### AIM OF THE TASK:
Give all the lines below again, exactly, with no pictures.

### DATA SHOWN:
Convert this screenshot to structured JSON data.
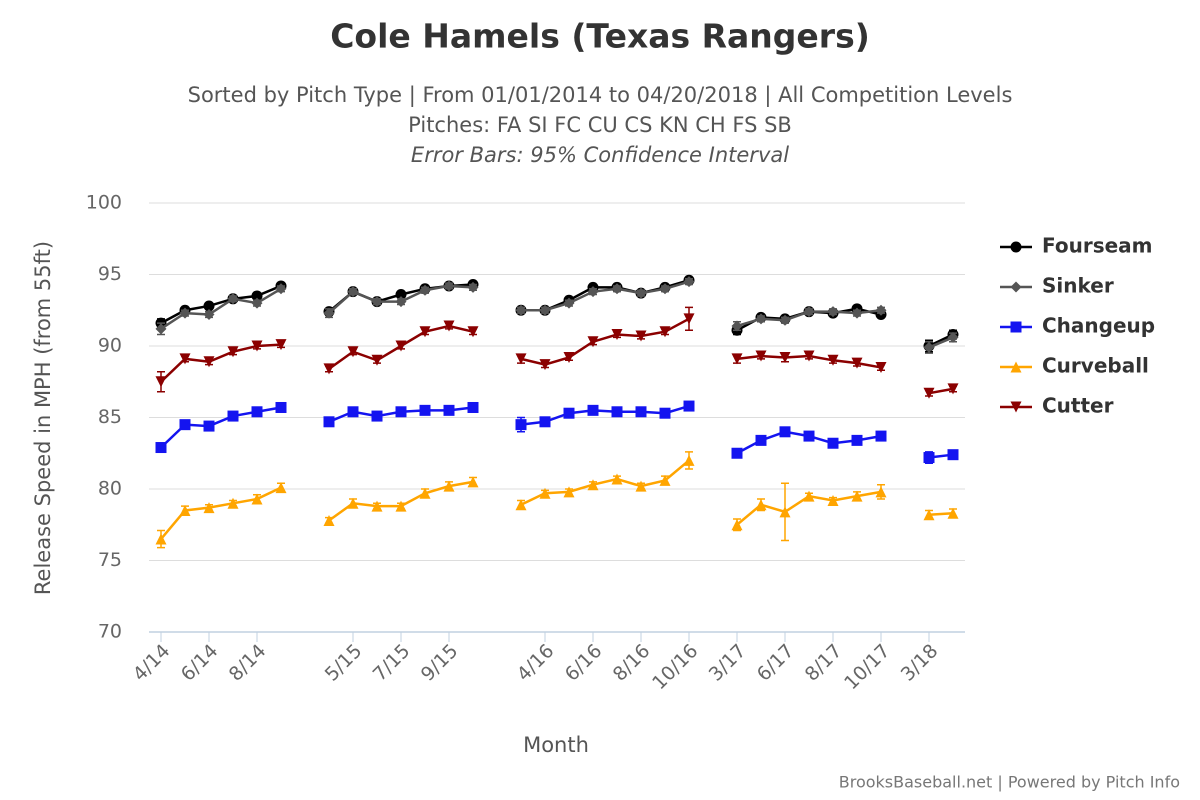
{
  "chart_data": {
    "type": "line",
    "title": "Cole Hamels (Texas Rangers)",
    "subtitle": [
      "Sorted by Pitch Type | From 01/01/2014 to 04/20/2018 | All Competition Levels",
      "Pitches: FA SI FC CU CS KN CH FS SB",
      "Error Bars: 95% Confidence Interval"
    ],
    "x_label": "Month",
    "y_label": "Release Speed in MPH (from 55ft)",
    "credit": "BrooksBaseball.net | Powered by Pitch Info",
    "categories": [
      "4/14",
      null,
      "6/14",
      null,
      "8/14",
      null,
      null,
      null,
      "5/15",
      null,
      "7/15",
      null,
      "9/15",
      null,
      null,
      null,
      "4/16",
      null,
      "6/16",
      null,
      "8/16",
      null,
      "10/16",
      null,
      "3/17",
      null,
      "6/17",
      null,
      "8/17",
      null,
      "10/17",
      null,
      "3/18",
      null
    ],
    "ylim": [
      70,
      100
    ],
    "yticks": [
      70,
      75,
      80,
      85,
      90,
      95,
      100
    ],
    "grid": true,
    "legend": "right",
    "series": [
      {
        "name": "Fourseam",
        "color": "#000000",
        "marker": "circle",
        "values": [
          91.6,
          92.5,
          92.8,
          93.3,
          93.5,
          94.2,
          null,
          92.4,
          93.8,
          93.1,
          93.6,
          94.0,
          94.2,
          94.3,
          null,
          92.5,
          92.5,
          93.2,
          94.1,
          94.1,
          93.7,
          94.1,
          94.6,
          null,
          91.1,
          92.0,
          91.9,
          92.4,
          92.3,
          92.6,
          92.2,
          null,
          90.0,
          90.8
        ],
        "errors": [
          0.3,
          0.2,
          0.2,
          0.2,
          0.2,
          0.2,
          null,
          0.2,
          0.2,
          0.2,
          0.2,
          0.2,
          0.2,
          0.2,
          null,
          0.2,
          0.2,
          0.2,
          0.2,
          0.2,
          0.2,
          0.2,
          0.2,
          null,
          0.3,
          0.2,
          0.2,
          0.2,
          0.2,
          0.2,
          0.2,
          null,
          0.4,
          0.3
        ]
      },
      {
        "name": "Sinker",
        "color": "#555555",
        "marker": "diamond",
        "values": [
          91.2,
          92.3,
          92.2,
          93.3,
          93.0,
          94.0,
          null,
          92.3,
          93.8,
          93.1,
          93.1,
          93.9,
          94.2,
          94.1,
          null,
          92.5,
          92.5,
          93.0,
          93.8,
          94.0,
          93.7,
          94.0,
          94.5,
          null,
          91.4,
          91.9,
          91.8,
          92.4,
          92.4,
          92.3,
          92.5,
          null,
          89.9,
          90.6
        ],
        "errors": [
          0.4,
          0.2,
          0.2,
          0.2,
          0.2,
          0.2,
          null,
          0.3,
          0.2,
          0.2,
          0.2,
          0.2,
          0.2,
          0.2,
          null,
          0.2,
          0.2,
          0.2,
          0.2,
          0.2,
          0.2,
          0.2,
          0.2,
          null,
          0.3,
          0.2,
          0.2,
          0.2,
          0.2,
          0.2,
          0.2,
          null,
          0.4,
          0.3
        ]
      },
      {
        "name": "Changeup",
        "color": "#1414f0",
        "marker": "square",
        "values": [
          82.9,
          84.5,
          84.4,
          85.1,
          85.4,
          85.7,
          null,
          84.7,
          85.4,
          85.1,
          85.4,
          85.5,
          85.5,
          85.7,
          null,
          84.5,
          84.7,
          85.3,
          85.5,
          85.4,
          85.4,
          85.3,
          85.8,
          null,
          82.5,
          83.4,
          84.0,
          83.7,
          83.2,
          83.4,
          83.7,
          null,
          82.2,
          82.4
        ],
        "errors": [
          0.3,
          0.2,
          0.2,
          0.2,
          0.2,
          0.2,
          null,
          0.2,
          0.2,
          0.2,
          0.2,
          0.2,
          0.2,
          0.2,
          null,
          0.5,
          0.2,
          0.2,
          0.2,
          0.2,
          0.2,
          0.2,
          0.3,
          null,
          0.2,
          0.2,
          0.3,
          0.2,
          0.2,
          0.2,
          0.2,
          null,
          0.4,
          0.2
        ]
      },
      {
        "name": "Curveball",
        "color": "#ffa500",
        "marker": "triangle",
        "values": [
          76.5,
          78.5,
          78.7,
          79.0,
          79.3,
          80.1,
          null,
          77.8,
          79.0,
          78.8,
          78.8,
          79.7,
          80.2,
          80.5,
          null,
          78.9,
          79.7,
          79.8,
          80.3,
          80.7,
          80.2,
          80.6,
          82.0,
          null,
          77.5,
          78.9,
          78.4,
          79.5,
          79.2,
          79.5,
          79.8,
          null,
          78.2,
          78.3
        ],
        "errors": [
          0.6,
          0.3,
          0.2,
          0.2,
          0.3,
          0.3,
          null,
          0.2,
          0.3,
          0.2,
          0.2,
          0.3,
          0.3,
          0.3,
          null,
          0.3,
          0.2,
          0.2,
          0.2,
          0.2,
          0.2,
          0.3,
          0.6,
          null,
          0.4,
          0.4,
          2.0,
          0.2,
          0.2,
          0.3,
          0.5,
          null,
          0.3,
          0.3
        ]
      },
      {
        "name": "Cutter",
        "color": "#8b0000",
        "marker": "triangle-down",
        "values": [
          87.5,
          89.1,
          88.9,
          89.6,
          90.0,
          90.1,
          null,
          88.4,
          89.6,
          89.0,
          90.0,
          91.0,
          91.4,
          91.0,
          null,
          89.1,
          88.7,
          89.2,
          90.3,
          90.8,
          90.7,
          91.0,
          91.9,
          null,
          89.1,
          89.3,
          89.2,
          89.3,
          89.0,
          88.8,
          88.5,
          null,
          86.7,
          87.0
        ],
        "errors": [
          0.7,
          0.2,
          0.2,
          0.2,
          0.2,
          0.2,
          null,
          0.2,
          0.2,
          0.2,
          0.2,
          0.2,
          0.2,
          0.2,
          null,
          0.3,
          0.2,
          0.2,
          0.2,
          0.2,
          0.2,
          0.2,
          0.8,
          null,
          0.3,
          0.2,
          0.3,
          0.2,
          0.2,
          0.2,
          0.2,
          null,
          0.2,
          0.2
        ]
      }
    ]
  }
}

### SOLUTION TO THIS PROBLEM:
Convert this screenshot to structured JSON data.
{
  "chart_data": {
    "type": "line",
    "title": "Cole Hamels (Texas Rangers)",
    "subtitle": [
      "Sorted by Pitch Type | From 01/01/2014 to 04/20/2018 | All Competition Levels",
      "Pitches: FA SI FC CU CS KN CH FS SB",
      "Error Bars: 95% Confidence Interval"
    ],
    "x_label": "Month",
    "y_label": "Release Speed in MPH (from 55ft)",
    "credit": "BrooksBaseball.net | Powered by Pitch Info",
    "categories": [
      "4/14",
      null,
      "6/14",
      null,
      "8/14",
      null,
      null,
      null,
      "5/15",
      null,
      "7/15",
      null,
      "9/15",
      null,
      null,
      null,
      "4/16",
      null,
      "6/16",
      null,
      "8/16",
      null,
      "10/16",
      null,
      "3/17",
      null,
      "6/17",
      null,
      "8/17",
      null,
      "10/17",
      null,
      "3/18",
      null
    ],
    "ylim": [
      70,
      100
    ],
    "yticks": [
      70,
      75,
      80,
      85,
      90,
      95,
      100
    ],
    "grid": true,
    "legend": "right",
    "series": [
      {
        "name": "Fourseam",
        "color": "#000000",
        "marker": "circle",
        "values": [
          91.6,
          92.5,
          92.8,
          93.3,
          93.5,
          94.2,
          null,
          92.4,
          93.8,
          93.1,
          93.6,
          94.0,
          94.2,
          94.3,
          null,
          92.5,
          92.5,
          93.2,
          94.1,
          94.1,
          93.7,
          94.1,
          94.6,
          null,
          91.1,
          92.0,
          91.9,
          92.4,
          92.3,
          92.6,
          92.2,
          null,
          90.0,
          90.8
        ],
        "errors": [
          0.3,
          0.2,
          0.2,
          0.2,
          0.2,
          0.2,
          null,
          0.2,
          0.2,
          0.2,
          0.2,
          0.2,
          0.2,
          0.2,
          null,
          0.2,
          0.2,
          0.2,
          0.2,
          0.2,
          0.2,
          0.2,
          0.2,
          null,
          0.3,
          0.2,
          0.2,
          0.2,
          0.2,
          0.2,
          0.2,
          null,
          0.4,
          0.3
        ]
      },
      {
        "name": "Sinker",
        "color": "#555555",
        "marker": "diamond",
        "values": [
          91.2,
          92.3,
          92.2,
          93.3,
          93.0,
          94.0,
          null,
          92.3,
          93.8,
          93.1,
          93.1,
          93.9,
          94.2,
          94.1,
          null,
          92.5,
          92.5,
          93.0,
          93.8,
          94.0,
          93.7,
          94.0,
          94.5,
          null,
          91.4,
          91.9,
          91.8,
          92.4,
          92.4,
          92.3,
          92.5,
          null,
          89.9,
          90.6
        ],
        "errors": [
          0.4,
          0.2,
          0.2,
          0.2,
          0.2,
          0.2,
          null,
          0.3,
          0.2,
          0.2,
          0.2,
          0.2,
          0.2,
          0.2,
          null,
          0.2,
          0.2,
          0.2,
          0.2,
          0.2,
          0.2,
          0.2,
          0.2,
          null,
          0.3,
          0.2,
          0.2,
          0.2,
          0.2,
          0.2,
          0.2,
          null,
          0.4,
          0.3
        ]
      },
      {
        "name": "Changeup",
        "color": "#1414f0",
        "marker": "square",
        "values": [
          82.9,
          84.5,
          84.4,
          85.1,
          85.4,
          85.7,
          null,
          84.7,
          85.4,
          85.1,
          85.4,
          85.5,
          85.5,
          85.7,
          null,
          84.5,
          84.7,
          85.3,
          85.5,
          85.4,
          85.4,
          85.3,
          85.8,
          null,
          82.5,
          83.4,
          84.0,
          83.7,
          83.2,
          83.4,
          83.7,
          null,
          82.2,
          82.4
        ],
        "errors": [
          0.3,
          0.2,
          0.2,
          0.2,
          0.2,
          0.2,
          null,
          0.2,
          0.2,
          0.2,
          0.2,
          0.2,
          0.2,
          0.2,
          null,
          0.5,
          0.2,
          0.2,
          0.2,
          0.2,
          0.2,
          0.2,
          0.3,
          null,
          0.2,
          0.2,
          0.3,
          0.2,
          0.2,
          0.2,
          0.2,
          null,
          0.4,
          0.2
        ]
      },
      {
        "name": "Curveball",
        "color": "#ffa500",
        "marker": "triangle",
        "values": [
          76.5,
          78.5,
          78.7,
          79.0,
          79.3,
          80.1,
          null,
          77.8,
          79.0,
          78.8,
          78.8,
          79.7,
          80.2,
          80.5,
          null,
          78.9,
          79.7,
          79.8,
          80.3,
          80.7,
          80.2,
          80.6,
          82.0,
          null,
          77.5,
          78.9,
          78.4,
          79.5,
          79.2,
          79.5,
          79.8,
          null,
          78.2,
          78.3
        ],
        "errors": [
          0.6,
          0.3,
          0.2,
          0.2,
          0.3,
          0.3,
          null,
          0.2,
          0.3,
          0.2,
          0.2,
          0.3,
          0.3,
          0.3,
          null,
          0.3,
          0.2,
          0.2,
          0.2,
          0.2,
          0.2,
          0.3,
          0.6,
          null,
          0.4,
          0.4,
          2.0,
          0.2,
          0.2,
          0.3,
          0.5,
          null,
          0.3,
          0.3
        ]
      },
      {
        "name": "Cutter",
        "color": "#8b0000",
        "marker": "triangle-down",
        "values": [
          87.5,
          89.1,
          88.9,
          89.6,
          90.0,
          90.1,
          null,
          88.4,
          89.6,
          89.0,
          90.0,
          91.0,
          91.4,
          91.0,
          null,
          89.1,
          88.7,
          89.2,
          90.3,
          90.8,
          90.7,
          91.0,
          91.9,
          null,
          89.1,
          89.3,
          89.2,
          89.3,
          89.0,
          88.8,
          88.5,
          null,
          86.7,
          87.0
        ],
        "errors": [
          0.7,
          0.2,
          0.2,
          0.2,
          0.2,
          0.2,
          null,
          0.2,
          0.2,
          0.2,
          0.2,
          0.2,
          0.2,
          0.2,
          null,
          0.3,
          0.2,
          0.2,
          0.2,
          0.2,
          0.2,
          0.2,
          0.8,
          null,
          0.3,
          0.2,
          0.3,
          0.2,
          0.2,
          0.2,
          0.2,
          null,
          0.2,
          0.2
        ]
      }
    ]
  }
}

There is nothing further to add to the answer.